** begin **

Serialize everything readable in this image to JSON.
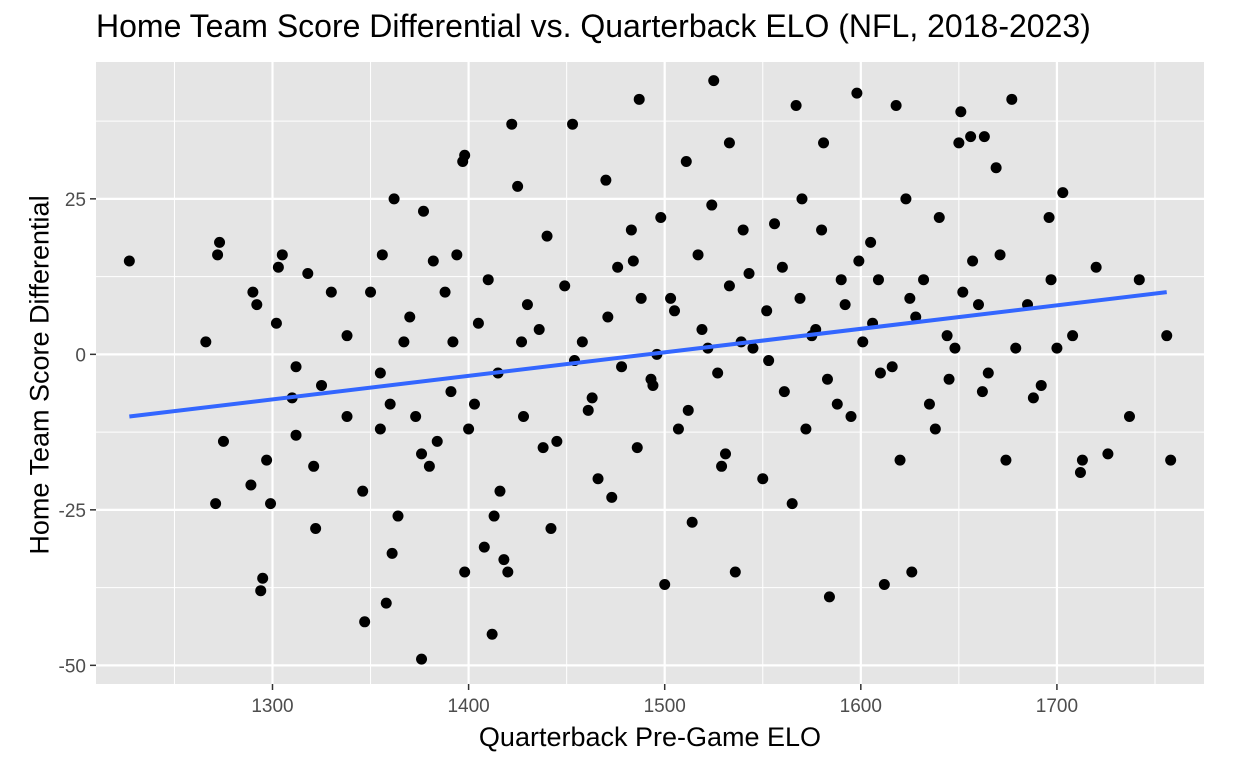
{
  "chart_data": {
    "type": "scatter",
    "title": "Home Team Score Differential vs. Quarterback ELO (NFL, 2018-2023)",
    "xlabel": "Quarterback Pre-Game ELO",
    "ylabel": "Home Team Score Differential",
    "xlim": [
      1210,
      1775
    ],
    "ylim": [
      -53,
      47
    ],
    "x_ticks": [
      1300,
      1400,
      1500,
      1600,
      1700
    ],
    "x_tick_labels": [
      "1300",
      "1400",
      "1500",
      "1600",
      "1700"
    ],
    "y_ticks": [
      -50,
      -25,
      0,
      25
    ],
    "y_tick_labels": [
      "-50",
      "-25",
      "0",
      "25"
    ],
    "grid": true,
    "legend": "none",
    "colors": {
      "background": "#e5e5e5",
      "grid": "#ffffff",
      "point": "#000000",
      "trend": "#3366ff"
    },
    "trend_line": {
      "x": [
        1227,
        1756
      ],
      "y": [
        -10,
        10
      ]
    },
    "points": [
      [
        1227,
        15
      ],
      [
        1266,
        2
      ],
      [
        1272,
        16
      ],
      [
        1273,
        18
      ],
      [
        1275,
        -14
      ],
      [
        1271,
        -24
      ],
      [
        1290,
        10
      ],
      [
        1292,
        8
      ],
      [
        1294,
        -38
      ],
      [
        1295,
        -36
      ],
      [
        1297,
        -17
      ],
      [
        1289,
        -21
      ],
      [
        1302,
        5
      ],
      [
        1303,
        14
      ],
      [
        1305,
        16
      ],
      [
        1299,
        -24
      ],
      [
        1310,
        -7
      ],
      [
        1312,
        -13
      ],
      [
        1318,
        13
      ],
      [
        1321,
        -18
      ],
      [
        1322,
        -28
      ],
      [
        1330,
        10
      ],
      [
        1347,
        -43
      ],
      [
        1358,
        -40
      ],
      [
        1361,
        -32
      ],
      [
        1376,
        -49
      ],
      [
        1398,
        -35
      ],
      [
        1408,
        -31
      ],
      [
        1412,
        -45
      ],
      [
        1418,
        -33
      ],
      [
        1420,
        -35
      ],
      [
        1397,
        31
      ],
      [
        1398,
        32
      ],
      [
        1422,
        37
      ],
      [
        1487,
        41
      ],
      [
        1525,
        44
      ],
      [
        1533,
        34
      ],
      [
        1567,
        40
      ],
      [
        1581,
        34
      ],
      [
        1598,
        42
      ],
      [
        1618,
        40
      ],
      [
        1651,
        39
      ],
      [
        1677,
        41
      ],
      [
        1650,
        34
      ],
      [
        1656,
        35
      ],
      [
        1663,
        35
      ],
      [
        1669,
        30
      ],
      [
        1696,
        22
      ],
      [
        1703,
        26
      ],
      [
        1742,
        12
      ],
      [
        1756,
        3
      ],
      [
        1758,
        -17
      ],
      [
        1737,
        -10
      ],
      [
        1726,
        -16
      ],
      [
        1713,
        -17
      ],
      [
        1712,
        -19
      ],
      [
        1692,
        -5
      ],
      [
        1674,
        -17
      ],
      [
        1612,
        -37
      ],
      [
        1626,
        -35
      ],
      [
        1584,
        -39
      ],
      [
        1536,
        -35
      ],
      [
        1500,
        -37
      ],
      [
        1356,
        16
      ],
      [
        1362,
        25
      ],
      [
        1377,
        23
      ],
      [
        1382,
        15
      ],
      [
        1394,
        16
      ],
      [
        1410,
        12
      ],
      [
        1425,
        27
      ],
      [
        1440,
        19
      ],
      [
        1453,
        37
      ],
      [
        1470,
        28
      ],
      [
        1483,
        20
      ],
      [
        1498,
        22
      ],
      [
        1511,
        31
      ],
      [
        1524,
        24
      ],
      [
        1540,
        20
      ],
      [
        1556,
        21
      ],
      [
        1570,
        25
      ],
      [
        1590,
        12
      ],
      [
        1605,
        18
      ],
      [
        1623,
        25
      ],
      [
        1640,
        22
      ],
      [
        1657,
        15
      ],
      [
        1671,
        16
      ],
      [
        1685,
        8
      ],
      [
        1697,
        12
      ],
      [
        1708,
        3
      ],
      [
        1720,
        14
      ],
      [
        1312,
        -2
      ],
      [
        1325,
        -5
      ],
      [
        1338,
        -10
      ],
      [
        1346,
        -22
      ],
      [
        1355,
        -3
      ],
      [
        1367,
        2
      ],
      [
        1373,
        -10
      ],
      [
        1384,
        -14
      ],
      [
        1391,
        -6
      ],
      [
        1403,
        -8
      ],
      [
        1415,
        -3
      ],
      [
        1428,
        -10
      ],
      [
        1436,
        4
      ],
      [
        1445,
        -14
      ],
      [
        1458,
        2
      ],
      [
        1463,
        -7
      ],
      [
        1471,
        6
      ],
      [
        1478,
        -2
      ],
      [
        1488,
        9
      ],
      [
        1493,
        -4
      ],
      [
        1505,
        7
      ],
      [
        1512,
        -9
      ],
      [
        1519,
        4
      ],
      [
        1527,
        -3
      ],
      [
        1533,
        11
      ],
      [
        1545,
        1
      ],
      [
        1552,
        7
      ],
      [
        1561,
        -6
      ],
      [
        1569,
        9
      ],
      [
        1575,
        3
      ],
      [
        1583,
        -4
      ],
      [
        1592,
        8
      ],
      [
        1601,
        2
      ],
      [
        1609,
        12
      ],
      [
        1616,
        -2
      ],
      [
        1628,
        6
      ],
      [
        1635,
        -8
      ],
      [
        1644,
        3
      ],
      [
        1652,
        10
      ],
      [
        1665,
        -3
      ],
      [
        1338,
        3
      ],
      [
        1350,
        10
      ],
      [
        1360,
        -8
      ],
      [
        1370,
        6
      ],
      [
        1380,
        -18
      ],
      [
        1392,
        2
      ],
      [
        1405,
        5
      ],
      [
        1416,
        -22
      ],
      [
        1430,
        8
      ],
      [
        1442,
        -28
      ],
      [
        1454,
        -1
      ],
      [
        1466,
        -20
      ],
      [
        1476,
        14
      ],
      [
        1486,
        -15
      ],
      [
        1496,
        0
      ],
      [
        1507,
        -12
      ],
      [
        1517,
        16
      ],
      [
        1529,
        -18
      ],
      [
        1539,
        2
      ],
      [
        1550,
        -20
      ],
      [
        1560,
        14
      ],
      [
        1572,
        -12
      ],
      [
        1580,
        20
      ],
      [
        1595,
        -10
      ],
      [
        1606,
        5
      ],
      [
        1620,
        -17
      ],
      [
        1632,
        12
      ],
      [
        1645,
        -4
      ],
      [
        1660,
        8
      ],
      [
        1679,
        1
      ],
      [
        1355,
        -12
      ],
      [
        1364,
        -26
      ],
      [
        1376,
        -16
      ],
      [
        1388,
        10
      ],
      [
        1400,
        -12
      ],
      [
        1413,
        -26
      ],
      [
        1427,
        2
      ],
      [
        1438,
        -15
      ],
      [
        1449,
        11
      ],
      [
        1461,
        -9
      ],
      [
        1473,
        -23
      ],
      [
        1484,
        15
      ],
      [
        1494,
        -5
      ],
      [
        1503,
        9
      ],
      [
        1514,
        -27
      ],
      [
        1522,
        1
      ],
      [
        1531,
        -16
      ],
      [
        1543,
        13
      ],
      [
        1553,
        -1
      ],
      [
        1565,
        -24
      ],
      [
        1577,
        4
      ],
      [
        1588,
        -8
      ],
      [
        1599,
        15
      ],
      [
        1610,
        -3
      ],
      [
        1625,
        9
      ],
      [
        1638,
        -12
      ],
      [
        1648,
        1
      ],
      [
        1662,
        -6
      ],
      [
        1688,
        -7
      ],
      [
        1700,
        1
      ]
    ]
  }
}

** end **
** begin **

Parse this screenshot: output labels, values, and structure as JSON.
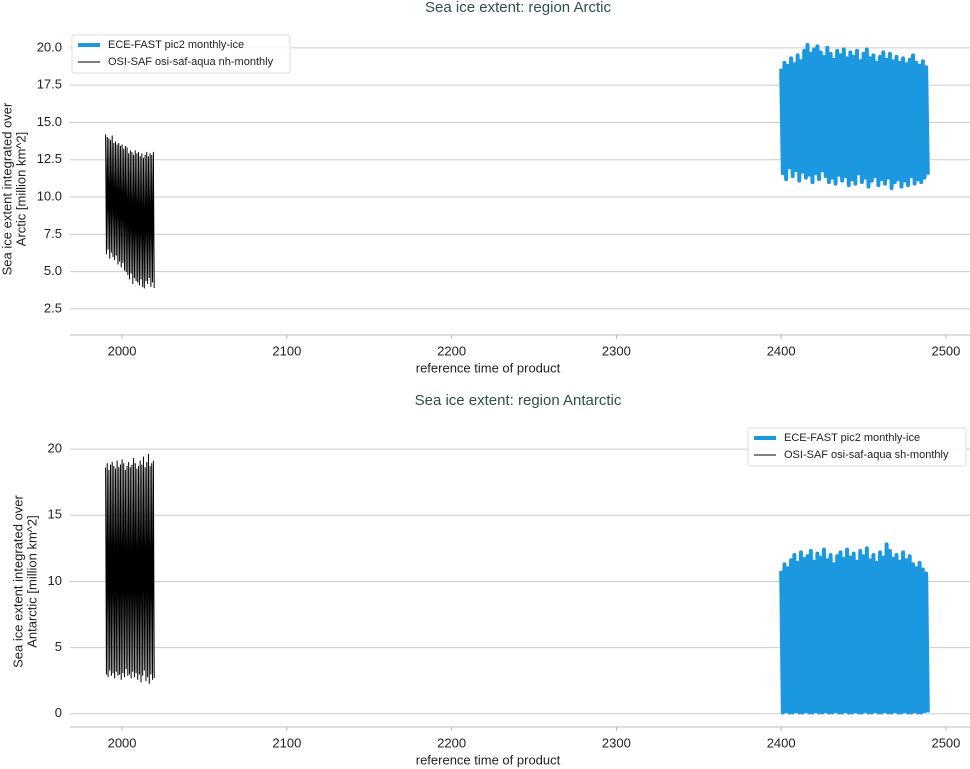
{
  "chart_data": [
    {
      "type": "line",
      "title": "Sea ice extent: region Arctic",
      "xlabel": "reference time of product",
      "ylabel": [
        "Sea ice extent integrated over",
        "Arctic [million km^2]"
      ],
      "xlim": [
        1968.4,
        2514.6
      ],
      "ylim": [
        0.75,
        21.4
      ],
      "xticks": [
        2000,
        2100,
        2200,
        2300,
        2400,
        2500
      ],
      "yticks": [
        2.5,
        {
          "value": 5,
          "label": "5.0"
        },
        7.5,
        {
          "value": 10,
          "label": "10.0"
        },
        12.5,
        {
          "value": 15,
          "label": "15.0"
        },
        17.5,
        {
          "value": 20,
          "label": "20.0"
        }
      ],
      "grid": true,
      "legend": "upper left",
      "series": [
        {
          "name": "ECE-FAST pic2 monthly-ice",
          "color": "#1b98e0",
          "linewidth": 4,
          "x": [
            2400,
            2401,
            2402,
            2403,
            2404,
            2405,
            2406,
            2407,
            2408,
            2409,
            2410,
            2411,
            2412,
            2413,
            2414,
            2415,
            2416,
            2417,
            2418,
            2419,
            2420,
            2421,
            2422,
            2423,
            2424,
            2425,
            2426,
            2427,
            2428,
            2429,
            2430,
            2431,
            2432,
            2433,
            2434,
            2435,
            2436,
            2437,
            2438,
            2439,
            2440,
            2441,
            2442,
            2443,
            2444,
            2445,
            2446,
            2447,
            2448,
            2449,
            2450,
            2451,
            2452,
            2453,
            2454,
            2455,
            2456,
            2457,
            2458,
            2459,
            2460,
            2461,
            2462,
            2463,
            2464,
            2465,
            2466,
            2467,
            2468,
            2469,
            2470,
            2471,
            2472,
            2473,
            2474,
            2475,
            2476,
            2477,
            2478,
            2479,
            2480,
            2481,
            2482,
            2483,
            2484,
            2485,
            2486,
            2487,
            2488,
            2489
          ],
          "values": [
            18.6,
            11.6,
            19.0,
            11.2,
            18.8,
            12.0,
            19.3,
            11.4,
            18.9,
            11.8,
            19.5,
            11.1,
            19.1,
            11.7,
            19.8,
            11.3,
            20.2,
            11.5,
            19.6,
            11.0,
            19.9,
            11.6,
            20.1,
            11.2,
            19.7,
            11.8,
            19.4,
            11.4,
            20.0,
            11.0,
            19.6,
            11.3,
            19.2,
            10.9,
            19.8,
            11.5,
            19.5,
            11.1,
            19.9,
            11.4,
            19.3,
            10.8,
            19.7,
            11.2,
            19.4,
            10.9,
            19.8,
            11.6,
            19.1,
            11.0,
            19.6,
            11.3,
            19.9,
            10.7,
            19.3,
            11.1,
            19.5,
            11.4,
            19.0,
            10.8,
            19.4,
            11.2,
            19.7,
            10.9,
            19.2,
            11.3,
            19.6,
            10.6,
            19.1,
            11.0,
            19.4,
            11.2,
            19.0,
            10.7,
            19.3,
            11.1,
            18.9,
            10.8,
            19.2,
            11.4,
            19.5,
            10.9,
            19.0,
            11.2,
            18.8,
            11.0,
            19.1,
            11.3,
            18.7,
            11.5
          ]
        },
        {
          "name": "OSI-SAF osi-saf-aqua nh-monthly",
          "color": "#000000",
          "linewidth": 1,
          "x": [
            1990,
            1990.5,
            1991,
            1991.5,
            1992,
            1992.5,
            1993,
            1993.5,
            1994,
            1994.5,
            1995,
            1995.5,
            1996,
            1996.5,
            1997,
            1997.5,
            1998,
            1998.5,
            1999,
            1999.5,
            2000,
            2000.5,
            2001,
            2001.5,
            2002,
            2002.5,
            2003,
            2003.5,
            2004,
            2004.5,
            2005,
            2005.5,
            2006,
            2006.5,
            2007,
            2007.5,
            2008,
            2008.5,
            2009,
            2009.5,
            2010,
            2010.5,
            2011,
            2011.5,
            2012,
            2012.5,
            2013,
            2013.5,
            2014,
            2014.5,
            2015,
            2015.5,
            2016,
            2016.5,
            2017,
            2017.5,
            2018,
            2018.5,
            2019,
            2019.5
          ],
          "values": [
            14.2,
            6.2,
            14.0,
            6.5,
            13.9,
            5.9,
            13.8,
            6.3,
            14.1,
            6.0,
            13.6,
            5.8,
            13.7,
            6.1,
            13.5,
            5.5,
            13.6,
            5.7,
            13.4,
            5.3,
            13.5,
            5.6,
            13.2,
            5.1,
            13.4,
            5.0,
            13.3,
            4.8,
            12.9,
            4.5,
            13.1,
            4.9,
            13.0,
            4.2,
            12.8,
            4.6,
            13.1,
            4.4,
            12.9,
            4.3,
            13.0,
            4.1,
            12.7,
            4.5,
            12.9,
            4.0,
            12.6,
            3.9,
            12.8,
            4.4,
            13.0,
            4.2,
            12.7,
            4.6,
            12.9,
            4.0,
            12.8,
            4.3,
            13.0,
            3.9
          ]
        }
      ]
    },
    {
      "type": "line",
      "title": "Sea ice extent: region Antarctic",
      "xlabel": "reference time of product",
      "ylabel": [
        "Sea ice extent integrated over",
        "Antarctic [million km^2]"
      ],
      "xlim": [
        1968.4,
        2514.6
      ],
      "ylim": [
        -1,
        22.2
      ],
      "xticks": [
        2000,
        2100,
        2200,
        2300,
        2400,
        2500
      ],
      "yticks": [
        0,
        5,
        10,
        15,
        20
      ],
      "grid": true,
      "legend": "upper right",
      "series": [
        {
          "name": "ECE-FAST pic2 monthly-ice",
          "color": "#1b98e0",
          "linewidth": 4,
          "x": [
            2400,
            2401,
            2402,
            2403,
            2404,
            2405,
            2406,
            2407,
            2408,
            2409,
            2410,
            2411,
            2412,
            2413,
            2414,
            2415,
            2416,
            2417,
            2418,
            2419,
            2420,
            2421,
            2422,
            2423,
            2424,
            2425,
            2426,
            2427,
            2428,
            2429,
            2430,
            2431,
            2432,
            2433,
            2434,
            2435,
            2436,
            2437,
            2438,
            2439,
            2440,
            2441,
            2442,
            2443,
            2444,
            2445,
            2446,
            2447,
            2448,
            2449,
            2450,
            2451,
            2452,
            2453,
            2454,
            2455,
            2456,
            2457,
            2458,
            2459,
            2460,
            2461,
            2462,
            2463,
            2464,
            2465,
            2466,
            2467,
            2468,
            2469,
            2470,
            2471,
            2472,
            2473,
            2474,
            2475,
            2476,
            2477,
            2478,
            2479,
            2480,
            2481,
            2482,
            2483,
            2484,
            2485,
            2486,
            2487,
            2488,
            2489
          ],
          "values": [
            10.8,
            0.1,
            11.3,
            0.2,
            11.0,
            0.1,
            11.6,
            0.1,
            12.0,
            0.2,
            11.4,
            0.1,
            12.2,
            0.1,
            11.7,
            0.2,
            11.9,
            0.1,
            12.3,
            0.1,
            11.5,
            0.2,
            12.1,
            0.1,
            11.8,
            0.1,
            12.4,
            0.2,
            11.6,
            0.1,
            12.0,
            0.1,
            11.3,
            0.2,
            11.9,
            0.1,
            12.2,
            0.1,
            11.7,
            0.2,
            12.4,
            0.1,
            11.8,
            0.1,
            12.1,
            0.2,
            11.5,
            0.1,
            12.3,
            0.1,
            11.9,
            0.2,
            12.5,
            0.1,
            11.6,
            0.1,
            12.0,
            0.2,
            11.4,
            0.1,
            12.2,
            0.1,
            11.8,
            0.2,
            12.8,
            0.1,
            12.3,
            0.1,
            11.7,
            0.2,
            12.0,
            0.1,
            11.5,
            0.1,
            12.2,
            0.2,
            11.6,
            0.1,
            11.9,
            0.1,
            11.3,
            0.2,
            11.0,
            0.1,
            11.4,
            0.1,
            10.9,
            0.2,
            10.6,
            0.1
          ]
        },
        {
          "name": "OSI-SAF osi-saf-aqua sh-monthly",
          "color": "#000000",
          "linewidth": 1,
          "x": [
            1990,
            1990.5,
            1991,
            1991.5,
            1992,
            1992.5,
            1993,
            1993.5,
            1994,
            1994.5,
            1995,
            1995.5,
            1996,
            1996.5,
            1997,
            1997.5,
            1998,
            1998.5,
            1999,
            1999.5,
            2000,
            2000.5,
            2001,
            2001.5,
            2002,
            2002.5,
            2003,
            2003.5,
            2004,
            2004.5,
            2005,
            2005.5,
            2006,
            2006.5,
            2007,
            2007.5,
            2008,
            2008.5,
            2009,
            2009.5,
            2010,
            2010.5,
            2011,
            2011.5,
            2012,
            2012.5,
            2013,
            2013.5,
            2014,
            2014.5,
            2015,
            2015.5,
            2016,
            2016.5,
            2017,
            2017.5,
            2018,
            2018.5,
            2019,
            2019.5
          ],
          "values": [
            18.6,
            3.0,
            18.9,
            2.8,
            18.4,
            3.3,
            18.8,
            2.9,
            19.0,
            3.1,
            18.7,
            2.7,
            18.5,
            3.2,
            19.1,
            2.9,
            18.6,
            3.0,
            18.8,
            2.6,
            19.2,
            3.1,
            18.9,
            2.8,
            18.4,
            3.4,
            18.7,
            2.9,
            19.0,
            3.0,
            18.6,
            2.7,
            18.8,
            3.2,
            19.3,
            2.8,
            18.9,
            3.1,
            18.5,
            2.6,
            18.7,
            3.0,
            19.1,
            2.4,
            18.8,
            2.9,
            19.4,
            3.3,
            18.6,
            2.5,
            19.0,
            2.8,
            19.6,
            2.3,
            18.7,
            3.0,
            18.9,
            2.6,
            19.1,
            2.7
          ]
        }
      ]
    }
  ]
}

** end **
** begin **

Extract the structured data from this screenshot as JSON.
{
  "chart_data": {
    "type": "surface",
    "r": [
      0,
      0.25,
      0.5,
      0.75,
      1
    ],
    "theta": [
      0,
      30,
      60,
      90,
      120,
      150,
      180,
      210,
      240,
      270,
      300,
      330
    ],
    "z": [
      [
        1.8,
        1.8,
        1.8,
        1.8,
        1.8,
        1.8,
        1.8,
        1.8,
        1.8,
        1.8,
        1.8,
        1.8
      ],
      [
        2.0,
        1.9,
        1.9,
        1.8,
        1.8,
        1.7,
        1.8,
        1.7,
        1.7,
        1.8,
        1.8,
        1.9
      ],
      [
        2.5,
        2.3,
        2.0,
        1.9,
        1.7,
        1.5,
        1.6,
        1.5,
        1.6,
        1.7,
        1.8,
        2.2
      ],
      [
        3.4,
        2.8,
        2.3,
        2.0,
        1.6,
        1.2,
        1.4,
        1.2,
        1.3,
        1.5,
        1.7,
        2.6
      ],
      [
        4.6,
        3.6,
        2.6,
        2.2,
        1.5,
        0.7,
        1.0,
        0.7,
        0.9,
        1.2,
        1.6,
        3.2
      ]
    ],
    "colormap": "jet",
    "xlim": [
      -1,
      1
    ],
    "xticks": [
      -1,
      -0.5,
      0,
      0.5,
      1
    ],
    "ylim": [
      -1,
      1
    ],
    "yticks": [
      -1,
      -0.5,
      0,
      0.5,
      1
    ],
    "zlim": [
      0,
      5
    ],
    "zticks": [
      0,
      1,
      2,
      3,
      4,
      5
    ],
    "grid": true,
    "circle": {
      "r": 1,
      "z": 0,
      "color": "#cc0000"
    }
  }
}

** end **

Copy every line in the records above that contains the word "Quarterback".

> _Final result_
    "title": "Home Team Score Differential vs. Quarterback ELO (NFL, 2018-2023)",
    "xlabel": "Quarterback Pre-Game ELO",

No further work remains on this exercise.